STATED PROBLEM: Copy all of the records below verbatim.

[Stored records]
────────

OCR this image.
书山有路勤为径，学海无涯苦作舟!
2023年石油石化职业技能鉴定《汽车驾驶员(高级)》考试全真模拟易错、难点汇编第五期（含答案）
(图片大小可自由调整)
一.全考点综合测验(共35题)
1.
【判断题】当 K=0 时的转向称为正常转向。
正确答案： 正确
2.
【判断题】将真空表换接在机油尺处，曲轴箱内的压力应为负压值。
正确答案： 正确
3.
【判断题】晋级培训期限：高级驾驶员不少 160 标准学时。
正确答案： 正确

────────

RESULT FOR THIS EXERCISE:
OCR this image.
书山有路勤为径，学海无涯苦作舟!
2023年石油石化职业技能鉴定《汽车驾驶员(高级)》考试全真模拟易错、难点汇编第五期（含答案）
(图片大小可自由调整)
一.全考点综合测验(共35题)
1.
【判断题】当 K=0 时的转向称为正常转向。
正确答案： 正确
2.
【判断题】将真空表换接在机油尺处，曲轴箱内的压力应为负压值。
正确答案： 正确
3.
【判断题】晋级培训期限：高级驾驶员不少 160 标准学时。
正确答案： 正确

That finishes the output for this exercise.